- [DESCRIÇÃO DO EXERCÍCIO]:
Escreva a continuação do texto sobre chorar vendo filmes, começando logo após a última frase apresentada.

- [TRECHO DO DOCUMENTO]:
......
O que tenho pensado muito ultimamente é isso de chorar, sempre fui mais de segurar mas nos últimos anos, talvez, de repente não dá mais. Vendo filmes. Já disse isso aqui? Chorei muito no do Cézanne e no do Van Gogh, chorei muito no do menino da África do Sul, chorei muito muito na Jovem em Chamas, até vendo Titanic com C. esses dias eu chorei! Quer dizer, dei uma seguradinha por vergonha, mas se estivesse sozinha certamente abria as torneiras. Chorei muito no show da Liniker, que por coincidência entrou numa playlist agora e eu descobri que a música é do Candeia, olha que coisa.
Mas no Titanic? Lembro que não gostei quando vi pela primeira vez, quero dizer que no cinema no meu aniversário, mas quem sabe??? Depois na faculdade um professor passou naquele curso de cinema do "So What?" e eu fiz questão de faltar. Vendo agora tive mais simpatia pelos personagens, a mina de fato é ótima e bem pra frente e o cara é um amorzinho, né? Para além de galã e toda essa merda, um cara gente boa e nossa quando isso se tornou digno de nota?!
Que nem quando assisti quase sem querer o Antes do Amanhecer e como o olhar do Jesse é encantado pela Celine! Não lembrava disso, não sei se tinha me chamado a atenção ou se se perdeu, mas a construção é toda maravilhosa, do olhar.
......
(Registros de dados)
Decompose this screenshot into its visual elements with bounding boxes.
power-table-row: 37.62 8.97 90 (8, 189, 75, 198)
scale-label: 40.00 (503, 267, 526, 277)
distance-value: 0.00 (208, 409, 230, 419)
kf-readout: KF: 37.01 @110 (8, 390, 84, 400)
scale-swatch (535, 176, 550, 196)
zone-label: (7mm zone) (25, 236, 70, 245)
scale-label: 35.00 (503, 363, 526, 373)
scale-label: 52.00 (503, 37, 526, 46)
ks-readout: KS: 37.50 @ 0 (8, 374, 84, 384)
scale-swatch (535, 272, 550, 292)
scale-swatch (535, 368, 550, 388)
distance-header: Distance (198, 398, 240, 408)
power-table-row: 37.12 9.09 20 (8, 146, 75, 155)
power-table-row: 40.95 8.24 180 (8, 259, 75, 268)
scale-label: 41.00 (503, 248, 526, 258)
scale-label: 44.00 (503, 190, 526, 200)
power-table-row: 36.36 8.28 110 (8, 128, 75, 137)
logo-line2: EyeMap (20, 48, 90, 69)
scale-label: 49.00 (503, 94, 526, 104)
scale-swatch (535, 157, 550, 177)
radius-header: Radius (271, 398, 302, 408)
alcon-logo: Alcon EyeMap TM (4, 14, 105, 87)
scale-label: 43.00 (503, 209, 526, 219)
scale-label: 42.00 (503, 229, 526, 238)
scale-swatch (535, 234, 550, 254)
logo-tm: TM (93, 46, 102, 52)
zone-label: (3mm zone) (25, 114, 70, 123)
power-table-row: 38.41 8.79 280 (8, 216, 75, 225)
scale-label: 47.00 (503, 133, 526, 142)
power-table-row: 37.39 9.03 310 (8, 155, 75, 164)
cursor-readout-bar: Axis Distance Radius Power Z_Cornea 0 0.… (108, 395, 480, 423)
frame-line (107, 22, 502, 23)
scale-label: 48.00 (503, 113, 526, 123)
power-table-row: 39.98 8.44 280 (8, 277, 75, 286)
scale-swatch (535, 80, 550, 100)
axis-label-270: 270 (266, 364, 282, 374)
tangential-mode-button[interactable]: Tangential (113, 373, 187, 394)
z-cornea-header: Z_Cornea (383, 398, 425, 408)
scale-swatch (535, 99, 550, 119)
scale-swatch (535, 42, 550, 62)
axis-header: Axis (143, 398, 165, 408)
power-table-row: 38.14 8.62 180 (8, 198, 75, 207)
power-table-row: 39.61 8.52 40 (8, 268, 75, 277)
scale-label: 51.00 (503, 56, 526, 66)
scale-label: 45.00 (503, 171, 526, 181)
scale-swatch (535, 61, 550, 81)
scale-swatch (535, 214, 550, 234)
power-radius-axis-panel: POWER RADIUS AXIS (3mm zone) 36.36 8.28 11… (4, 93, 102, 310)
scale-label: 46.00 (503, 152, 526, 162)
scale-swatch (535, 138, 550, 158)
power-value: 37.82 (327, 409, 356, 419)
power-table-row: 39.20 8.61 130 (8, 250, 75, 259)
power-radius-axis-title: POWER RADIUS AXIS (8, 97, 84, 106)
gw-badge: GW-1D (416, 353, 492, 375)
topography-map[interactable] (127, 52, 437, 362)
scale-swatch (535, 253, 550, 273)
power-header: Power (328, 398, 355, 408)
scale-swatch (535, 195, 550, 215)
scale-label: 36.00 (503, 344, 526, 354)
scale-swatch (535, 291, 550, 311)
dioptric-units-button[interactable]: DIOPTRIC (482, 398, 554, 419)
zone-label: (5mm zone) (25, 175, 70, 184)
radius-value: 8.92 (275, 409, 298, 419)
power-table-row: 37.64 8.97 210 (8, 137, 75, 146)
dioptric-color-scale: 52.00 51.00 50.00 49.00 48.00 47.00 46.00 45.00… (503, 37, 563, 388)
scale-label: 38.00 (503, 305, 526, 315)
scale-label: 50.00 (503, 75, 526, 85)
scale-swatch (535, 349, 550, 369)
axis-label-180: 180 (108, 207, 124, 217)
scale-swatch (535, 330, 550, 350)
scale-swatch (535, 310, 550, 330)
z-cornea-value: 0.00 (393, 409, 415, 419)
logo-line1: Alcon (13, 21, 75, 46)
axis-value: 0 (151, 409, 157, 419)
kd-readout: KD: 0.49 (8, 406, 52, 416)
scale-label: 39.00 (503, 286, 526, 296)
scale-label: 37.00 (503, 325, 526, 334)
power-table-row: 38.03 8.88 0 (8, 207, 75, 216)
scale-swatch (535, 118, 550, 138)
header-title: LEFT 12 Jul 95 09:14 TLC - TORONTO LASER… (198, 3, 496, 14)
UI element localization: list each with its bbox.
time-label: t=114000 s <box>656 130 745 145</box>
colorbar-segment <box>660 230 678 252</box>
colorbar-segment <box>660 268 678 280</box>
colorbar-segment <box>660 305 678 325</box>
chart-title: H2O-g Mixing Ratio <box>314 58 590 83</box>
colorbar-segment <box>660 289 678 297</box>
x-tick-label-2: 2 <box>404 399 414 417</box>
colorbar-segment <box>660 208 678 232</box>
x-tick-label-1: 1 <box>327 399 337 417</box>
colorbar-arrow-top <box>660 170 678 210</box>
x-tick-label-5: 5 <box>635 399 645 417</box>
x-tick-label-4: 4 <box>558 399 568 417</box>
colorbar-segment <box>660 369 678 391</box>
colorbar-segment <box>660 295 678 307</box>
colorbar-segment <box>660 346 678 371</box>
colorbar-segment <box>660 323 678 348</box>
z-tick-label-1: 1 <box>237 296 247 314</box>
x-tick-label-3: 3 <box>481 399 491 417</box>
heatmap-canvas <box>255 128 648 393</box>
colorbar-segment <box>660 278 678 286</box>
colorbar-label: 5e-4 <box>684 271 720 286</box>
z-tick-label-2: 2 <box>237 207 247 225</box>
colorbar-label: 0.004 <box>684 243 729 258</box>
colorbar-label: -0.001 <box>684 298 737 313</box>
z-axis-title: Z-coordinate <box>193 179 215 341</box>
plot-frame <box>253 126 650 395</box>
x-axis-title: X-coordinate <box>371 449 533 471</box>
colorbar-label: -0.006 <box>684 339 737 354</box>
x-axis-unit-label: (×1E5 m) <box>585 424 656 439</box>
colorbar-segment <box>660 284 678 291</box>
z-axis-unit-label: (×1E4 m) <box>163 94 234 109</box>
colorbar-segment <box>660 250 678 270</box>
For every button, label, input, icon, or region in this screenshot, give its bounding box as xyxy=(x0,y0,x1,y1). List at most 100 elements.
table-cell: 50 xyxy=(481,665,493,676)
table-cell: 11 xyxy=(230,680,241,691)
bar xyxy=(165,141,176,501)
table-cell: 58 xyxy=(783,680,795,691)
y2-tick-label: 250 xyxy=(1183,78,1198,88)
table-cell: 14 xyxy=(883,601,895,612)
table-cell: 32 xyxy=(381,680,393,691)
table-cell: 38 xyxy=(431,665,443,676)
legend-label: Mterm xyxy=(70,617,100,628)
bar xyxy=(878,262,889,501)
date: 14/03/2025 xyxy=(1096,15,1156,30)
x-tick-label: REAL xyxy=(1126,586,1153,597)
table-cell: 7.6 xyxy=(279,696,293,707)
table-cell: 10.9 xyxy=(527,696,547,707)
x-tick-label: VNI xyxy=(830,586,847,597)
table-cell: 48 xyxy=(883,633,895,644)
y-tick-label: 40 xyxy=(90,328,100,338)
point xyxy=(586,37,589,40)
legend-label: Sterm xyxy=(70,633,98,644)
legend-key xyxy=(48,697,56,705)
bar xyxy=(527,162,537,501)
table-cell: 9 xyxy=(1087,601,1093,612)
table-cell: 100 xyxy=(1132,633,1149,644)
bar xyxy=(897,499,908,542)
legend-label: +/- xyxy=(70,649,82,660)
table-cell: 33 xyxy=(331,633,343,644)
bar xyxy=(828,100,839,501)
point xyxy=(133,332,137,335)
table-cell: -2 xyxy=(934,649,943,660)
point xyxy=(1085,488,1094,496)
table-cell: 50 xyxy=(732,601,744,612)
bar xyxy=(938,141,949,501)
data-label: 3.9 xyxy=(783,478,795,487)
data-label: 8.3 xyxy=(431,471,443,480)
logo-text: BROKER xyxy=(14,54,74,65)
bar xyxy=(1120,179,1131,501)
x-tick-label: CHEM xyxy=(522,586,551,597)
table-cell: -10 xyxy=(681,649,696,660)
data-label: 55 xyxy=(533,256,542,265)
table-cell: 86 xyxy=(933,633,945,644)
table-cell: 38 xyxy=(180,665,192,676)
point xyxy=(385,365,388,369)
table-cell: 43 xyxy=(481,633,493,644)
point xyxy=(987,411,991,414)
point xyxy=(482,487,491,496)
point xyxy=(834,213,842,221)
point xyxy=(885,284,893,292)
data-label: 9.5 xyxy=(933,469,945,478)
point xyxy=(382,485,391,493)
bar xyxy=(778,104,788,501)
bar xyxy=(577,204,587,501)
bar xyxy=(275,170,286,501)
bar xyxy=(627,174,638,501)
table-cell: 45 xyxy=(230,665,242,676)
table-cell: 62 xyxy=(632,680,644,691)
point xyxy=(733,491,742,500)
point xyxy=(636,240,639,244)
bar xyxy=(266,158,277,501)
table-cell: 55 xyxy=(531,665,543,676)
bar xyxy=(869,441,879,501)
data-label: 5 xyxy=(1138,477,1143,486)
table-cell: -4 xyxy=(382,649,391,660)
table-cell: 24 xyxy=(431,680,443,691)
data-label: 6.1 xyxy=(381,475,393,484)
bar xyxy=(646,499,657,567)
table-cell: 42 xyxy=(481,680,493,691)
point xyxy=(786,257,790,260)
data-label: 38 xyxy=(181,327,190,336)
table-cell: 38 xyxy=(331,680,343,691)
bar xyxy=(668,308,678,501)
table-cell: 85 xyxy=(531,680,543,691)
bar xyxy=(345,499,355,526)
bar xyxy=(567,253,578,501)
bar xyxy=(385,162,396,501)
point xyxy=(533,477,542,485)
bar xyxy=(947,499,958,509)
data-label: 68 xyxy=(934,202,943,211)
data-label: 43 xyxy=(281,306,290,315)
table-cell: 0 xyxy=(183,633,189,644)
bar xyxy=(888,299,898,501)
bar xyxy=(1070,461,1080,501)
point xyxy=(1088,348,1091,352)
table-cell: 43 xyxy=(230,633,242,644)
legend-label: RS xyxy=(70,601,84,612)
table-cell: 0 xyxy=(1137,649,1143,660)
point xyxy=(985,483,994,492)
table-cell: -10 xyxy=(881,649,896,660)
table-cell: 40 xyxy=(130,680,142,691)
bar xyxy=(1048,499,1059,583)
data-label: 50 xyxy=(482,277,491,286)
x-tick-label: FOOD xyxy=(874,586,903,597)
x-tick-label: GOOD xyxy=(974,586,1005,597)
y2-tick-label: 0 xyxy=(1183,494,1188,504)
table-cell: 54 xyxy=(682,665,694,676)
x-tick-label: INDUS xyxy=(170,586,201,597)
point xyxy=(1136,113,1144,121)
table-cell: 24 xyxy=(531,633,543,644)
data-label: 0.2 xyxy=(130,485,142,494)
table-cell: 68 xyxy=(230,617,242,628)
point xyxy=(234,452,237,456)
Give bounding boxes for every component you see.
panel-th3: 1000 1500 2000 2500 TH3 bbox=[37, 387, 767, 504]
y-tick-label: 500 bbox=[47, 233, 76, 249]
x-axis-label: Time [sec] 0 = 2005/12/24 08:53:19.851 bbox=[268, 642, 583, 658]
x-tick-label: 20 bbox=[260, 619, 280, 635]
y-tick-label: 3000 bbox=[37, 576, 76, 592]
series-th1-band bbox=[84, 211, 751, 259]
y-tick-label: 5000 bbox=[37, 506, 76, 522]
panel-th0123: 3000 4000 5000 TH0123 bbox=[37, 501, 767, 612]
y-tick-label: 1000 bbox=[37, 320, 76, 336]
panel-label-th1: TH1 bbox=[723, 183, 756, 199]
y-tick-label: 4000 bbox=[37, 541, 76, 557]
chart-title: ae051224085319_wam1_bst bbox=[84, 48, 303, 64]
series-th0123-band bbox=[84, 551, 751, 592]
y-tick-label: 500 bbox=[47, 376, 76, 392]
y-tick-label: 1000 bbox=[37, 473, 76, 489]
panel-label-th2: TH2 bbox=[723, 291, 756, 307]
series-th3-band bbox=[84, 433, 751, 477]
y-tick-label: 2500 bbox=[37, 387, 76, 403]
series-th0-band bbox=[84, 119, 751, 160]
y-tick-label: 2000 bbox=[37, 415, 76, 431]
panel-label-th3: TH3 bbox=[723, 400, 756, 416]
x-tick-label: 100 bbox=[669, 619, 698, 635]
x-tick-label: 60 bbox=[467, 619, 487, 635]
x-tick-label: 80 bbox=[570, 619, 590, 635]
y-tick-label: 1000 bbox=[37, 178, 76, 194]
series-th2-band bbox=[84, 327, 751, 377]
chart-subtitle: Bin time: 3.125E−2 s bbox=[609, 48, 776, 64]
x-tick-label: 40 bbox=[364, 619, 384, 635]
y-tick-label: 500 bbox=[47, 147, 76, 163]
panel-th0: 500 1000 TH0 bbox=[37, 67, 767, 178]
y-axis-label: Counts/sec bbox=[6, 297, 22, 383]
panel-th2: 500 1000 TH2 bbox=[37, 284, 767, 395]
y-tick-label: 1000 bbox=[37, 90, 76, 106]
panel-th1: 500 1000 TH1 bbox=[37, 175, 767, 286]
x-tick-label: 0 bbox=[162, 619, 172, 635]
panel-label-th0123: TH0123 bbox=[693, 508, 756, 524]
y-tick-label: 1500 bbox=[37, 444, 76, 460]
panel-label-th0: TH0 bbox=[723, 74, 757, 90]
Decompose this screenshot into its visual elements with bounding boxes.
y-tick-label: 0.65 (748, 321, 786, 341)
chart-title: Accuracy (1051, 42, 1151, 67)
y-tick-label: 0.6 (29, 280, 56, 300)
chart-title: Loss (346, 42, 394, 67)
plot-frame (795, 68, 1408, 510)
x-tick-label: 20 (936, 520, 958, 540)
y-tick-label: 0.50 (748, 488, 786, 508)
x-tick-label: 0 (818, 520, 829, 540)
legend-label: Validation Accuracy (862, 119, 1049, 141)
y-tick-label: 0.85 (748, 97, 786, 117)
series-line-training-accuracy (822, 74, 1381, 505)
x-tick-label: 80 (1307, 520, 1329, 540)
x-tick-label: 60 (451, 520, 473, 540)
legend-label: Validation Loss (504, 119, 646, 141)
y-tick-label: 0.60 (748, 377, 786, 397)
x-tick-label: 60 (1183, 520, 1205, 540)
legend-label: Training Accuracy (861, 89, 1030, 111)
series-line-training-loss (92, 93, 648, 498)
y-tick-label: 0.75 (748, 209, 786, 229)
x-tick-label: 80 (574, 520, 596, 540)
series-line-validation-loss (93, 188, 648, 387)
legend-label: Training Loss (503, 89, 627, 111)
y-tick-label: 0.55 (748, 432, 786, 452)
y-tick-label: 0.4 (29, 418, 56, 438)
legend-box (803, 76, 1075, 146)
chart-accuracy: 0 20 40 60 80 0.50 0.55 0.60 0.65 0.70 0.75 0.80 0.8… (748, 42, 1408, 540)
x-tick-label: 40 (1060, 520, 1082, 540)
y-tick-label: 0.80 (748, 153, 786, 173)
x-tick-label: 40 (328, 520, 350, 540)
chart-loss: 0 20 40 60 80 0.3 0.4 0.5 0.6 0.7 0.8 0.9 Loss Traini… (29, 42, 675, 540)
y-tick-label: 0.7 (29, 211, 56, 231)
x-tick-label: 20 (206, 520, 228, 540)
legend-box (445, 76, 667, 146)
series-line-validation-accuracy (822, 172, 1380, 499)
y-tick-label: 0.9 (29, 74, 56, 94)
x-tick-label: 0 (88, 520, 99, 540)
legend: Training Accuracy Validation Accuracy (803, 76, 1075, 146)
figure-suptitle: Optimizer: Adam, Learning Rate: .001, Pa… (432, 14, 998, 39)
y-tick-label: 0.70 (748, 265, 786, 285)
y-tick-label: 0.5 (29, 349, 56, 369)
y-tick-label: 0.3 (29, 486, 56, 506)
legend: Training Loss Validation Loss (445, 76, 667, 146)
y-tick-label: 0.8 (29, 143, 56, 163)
......
- [PROBLEMA RESOLVIDO]:
Acho que a verdade é que tenho me achado desinteressante, o que também não é uma novidade mas também não é uma constância.
Talvez tenha a ver com o fato de não poder mais usar botas.
Então é isso: na quarentena assisti Titanic com C. e não posso negar que houve um certo grau de ludíbrio (nossa, apostaria alto em ludibriação, até acho que faz mais sentido, mas continuo amiga do Aurélio) para que essa façanha foi possível. Vou confessar: tava passando na tv, perdi os primeiros minutos mas queria ver o meme do "faz 84 anos!" e fui ficando e C. dizendo "nunca vi Titanic, é muito tradicional pro meu gosto" e pronto, dali a pouco estamos vendo a coisa toda (eu tive que sair uma hora pra dar comida pro cachorro, ou pro gato - quem sabe!) e C. depois disse que não chorou porque a tensão era grande demais. Porque, né? Se tem uma pessoa que chora é C.. Tava bem agora se descabelando porque o Karev não vai voltar na próxima temporada.
Não, e ontem que eu tava vendo uma pessoa chorando na internet pelo cancelamento de uma série e só me ocorria pensar se eu já fui assim tão jovem.
Tendo sido ou não, as coisas que importam parecem ser em muito menor número hoje em dia. E ao mesmo tempo estou eu lá chorando em Titanic, porque sentido nunca foi um dos nossos valores fundamentais, não é mesmo?
Combinado, então, vou tentar abrir aqui portas e janelas e deixar um pouco de fluxo de consciência se materializar para a posteridade.
Quarentena e tudo isso, claro que não foi por uma bota pra ficar em casa, mas pelo menos vou dormir de cobertor.

sábado, 16 de novembro de 2019

Amanhecer

Tava passando Antes do Amanhecer.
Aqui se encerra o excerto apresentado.